## [DATASET EXCERPTS]
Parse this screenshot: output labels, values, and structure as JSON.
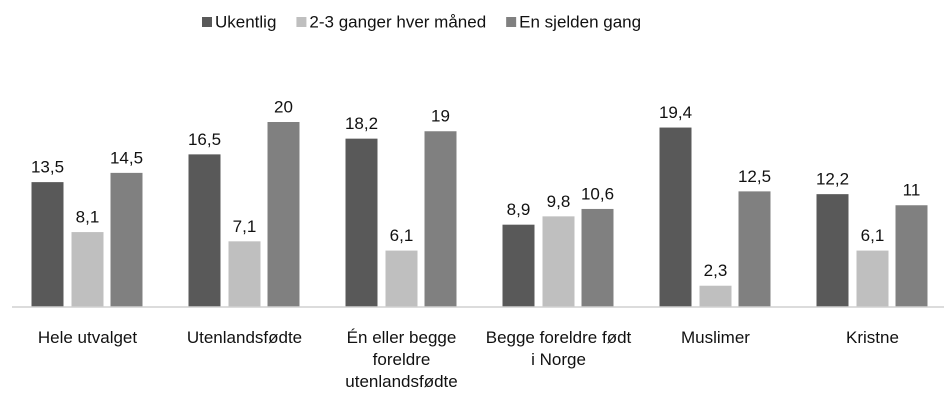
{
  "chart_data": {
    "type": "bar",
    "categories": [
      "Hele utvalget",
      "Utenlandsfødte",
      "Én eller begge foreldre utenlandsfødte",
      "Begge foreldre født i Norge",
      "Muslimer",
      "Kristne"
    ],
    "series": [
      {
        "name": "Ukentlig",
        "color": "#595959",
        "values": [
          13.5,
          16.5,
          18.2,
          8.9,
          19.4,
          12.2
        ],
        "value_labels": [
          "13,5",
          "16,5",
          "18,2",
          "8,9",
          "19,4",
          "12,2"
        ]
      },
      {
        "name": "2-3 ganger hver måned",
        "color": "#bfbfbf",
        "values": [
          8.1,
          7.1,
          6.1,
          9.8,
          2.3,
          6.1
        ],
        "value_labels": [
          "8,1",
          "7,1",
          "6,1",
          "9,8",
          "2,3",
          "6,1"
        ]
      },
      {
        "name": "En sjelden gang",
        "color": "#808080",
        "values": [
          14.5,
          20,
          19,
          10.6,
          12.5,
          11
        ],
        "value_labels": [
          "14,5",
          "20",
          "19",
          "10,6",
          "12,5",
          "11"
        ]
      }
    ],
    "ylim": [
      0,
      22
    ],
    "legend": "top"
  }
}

==

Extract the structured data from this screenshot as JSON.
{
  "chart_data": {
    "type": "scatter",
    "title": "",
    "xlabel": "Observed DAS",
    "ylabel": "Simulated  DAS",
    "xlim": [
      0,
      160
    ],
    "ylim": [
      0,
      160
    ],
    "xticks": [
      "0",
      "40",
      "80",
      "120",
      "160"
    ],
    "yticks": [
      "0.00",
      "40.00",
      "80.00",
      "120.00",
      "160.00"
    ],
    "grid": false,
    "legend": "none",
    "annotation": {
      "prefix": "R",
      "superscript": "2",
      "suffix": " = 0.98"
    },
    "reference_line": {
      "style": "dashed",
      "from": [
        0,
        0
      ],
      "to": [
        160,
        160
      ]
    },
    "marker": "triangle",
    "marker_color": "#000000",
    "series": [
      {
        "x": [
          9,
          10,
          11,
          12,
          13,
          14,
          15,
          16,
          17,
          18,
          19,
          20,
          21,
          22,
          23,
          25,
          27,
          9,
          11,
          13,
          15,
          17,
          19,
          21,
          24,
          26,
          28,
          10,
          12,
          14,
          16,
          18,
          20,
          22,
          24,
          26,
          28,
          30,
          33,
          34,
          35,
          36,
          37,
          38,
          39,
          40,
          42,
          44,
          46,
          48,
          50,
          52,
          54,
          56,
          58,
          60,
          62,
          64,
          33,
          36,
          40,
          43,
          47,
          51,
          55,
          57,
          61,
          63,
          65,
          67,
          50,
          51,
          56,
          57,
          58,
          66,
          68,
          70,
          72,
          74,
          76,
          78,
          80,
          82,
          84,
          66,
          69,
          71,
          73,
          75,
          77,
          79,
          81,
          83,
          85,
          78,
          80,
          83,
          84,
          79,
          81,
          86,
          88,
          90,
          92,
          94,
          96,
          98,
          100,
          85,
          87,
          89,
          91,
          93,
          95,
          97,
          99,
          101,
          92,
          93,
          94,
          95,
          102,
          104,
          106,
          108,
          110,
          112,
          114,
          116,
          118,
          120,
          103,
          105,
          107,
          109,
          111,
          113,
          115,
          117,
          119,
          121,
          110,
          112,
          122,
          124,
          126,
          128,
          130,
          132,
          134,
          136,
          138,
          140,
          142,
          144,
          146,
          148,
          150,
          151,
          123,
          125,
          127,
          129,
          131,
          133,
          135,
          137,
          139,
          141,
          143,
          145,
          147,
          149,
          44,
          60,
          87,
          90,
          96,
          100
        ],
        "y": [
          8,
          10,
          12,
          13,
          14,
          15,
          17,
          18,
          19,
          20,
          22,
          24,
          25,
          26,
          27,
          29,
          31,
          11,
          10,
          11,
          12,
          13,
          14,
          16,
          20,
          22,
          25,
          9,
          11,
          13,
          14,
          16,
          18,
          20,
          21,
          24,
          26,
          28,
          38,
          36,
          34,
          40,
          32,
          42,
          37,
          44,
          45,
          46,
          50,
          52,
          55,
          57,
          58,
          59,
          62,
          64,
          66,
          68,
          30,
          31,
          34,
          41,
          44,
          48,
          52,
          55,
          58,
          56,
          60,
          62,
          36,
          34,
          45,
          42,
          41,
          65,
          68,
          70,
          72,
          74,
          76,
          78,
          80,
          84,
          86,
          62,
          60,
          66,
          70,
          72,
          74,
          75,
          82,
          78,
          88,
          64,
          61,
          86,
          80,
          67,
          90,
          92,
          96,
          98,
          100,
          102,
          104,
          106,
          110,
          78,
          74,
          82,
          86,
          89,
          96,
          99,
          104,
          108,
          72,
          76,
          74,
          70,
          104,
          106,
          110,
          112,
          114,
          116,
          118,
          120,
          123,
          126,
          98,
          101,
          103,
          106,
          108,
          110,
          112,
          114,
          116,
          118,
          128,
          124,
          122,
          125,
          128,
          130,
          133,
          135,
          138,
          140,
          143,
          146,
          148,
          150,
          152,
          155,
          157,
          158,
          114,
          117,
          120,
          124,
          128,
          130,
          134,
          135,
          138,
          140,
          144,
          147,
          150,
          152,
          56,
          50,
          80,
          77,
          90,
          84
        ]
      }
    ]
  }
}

==

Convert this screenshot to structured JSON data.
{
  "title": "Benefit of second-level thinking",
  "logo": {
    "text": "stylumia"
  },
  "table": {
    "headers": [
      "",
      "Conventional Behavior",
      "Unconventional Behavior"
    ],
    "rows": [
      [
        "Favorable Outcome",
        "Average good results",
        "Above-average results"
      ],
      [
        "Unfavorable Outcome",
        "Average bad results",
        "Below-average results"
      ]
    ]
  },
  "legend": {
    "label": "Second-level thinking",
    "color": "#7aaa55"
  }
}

## [CHALLENGE]
Leave out every line without the string "thinking" and copy the rest.

## [RESULT OF THIS TASK]
  "title": "Benefit of second-level thinking",
    "label": "Second-level thinking",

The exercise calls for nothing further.